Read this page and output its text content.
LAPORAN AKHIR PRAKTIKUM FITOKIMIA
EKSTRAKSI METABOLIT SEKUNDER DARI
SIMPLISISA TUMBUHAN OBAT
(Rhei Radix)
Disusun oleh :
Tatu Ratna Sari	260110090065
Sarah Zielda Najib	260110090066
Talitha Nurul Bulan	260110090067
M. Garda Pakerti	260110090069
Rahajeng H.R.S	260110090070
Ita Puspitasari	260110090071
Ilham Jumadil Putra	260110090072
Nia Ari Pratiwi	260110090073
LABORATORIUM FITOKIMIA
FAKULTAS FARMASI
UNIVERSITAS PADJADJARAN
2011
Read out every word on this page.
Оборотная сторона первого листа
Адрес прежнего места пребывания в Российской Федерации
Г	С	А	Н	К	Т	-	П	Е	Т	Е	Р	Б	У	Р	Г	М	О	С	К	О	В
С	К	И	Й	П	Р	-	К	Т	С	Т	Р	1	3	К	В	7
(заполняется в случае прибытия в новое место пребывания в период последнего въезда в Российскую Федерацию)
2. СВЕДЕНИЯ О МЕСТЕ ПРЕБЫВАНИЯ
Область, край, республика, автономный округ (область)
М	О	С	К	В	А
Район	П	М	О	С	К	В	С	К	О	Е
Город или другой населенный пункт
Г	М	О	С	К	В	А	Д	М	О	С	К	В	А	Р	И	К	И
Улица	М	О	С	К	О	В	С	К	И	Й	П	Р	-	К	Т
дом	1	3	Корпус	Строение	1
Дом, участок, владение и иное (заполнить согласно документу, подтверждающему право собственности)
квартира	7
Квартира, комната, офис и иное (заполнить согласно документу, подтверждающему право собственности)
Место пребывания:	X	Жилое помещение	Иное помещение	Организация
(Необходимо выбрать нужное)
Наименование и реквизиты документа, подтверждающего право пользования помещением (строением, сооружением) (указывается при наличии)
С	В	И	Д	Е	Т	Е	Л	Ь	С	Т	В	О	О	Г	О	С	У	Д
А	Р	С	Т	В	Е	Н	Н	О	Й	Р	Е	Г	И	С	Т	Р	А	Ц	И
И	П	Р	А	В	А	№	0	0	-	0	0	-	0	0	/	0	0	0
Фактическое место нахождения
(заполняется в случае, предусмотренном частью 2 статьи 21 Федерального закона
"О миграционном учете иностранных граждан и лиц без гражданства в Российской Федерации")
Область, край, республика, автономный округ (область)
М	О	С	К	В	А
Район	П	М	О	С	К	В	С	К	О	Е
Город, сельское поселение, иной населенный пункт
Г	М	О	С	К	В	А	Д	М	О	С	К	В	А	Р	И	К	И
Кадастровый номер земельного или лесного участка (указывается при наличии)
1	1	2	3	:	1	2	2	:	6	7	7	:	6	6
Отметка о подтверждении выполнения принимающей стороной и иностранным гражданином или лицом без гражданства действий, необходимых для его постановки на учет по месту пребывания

• • • • • • •

**What you need to do**
Repeat the lines above exactly.

**The answer**
Read this page and output its text content.
LAPORAN AKHIR PRAKTIKUM FITOKIMIA
EKSTRAKSI METABOLIT SEKUNDER DARI
SIMPLISISA TUMBUHAN OBAT
(Rhei Radix)
Disusun oleh :
Tatu Ratna Sari	260110090065
Sarah Zielda Najib	260110090066
Talitha Nurul Bulan	260110090067
M. Garda Pakerti	260110090069
Rahajeng H.R.S	260110090070
Ita Puspitasari	260110090071
Ilham Jumadil Putra	260110090072
Nia Ari Pratiwi	260110090073
LABORATORIUM FITOKIMIA
FAKULTAS FARMASI
UNIVERSITAS PADJADJARAN
2011
Read out every word on this page.
Оборотная сторона первого листа
Адрес прежнего места пребывания в Российской Федерации
Г	С	А	Н	К	Т	-	П	Е	Т	Е	Р	Б	У	Р	Г	М	О	С	К	О	В
С	К	И	Й	П	Р	-	К	Т	С	Т	Р	1	3	К	В	7
(заполняется в случае прибытия в новое место пребывания в период последнего въезда в Российскую Федерацию)
2. СВЕДЕНИЯ О МЕСТЕ ПРЕБЫВАНИЯ
Область, край, республика, автономный округ (область)
М	О	С	К	В	А
Район	П	М	О	С	К	В	С	К	О	Е
Город или другой населенный пункт
Г	М	О	С	К	В	А	Д	М	О	С	К	В	А	Р	И	К	И
Улица	М	О	С	К	О	В	С	К	И	Й	П	Р	-	К	Т
дом	1	3	Корпус	Строение	1
Дом, участок, владение и иное (заполнить согласно документу, подтверждающему право собственности)
квартира	7
Квартира, комната, офис и иное (заполнить согласно документу, подтверждающему право собственности)
Место пребывания:	X	Жилое помещение	Иное помещение	Организация
(Необходимо выбрать нужное)
Наименование и реквизиты документа, подтверждающего право пользования помещением (строением, сооружением) (указывается при наличии)
С	В	И	Д	Е	Т	Е	Л	Ь	С	Т	В	О	О	Г	О	С	У	Д
А	Р	С	Т	В	Е	Н	Н	О	Й	Р	Е	Г	И	С	Т	Р	А	Ц	И
И	П	Р	А	В	А	№	0	0	-	0	0	-	0	0	/	0	0	0
Фактическое место нахождения
(заполняется в случае, предусмотренном частью 2 статьи 21 Федерального закона
"О миграционном учете иностранных граждан и лиц без гражданства в Российской Федерации")
Область, край, республика, автономный округ (область)
М	О	С	К	В	А
Район	П	М	О	С	К	В	С	К	О	Е
Город, сельское поселение, иной населенный пункт
Г	М	О	С	К	В	А	Д	М	О	С	К	В	А	Р	И	К	И
Кадастровый номер земельного или лесного участка (указывается при наличии)
1	1	2	3	:	1	2	2	:	6	7	7	:	6	6
Отметка о подтверждении выполнения принимающей стороной и иностранным гражданином или лицом без гражданства действий, необходимых для его постановки на учет по месту пребывания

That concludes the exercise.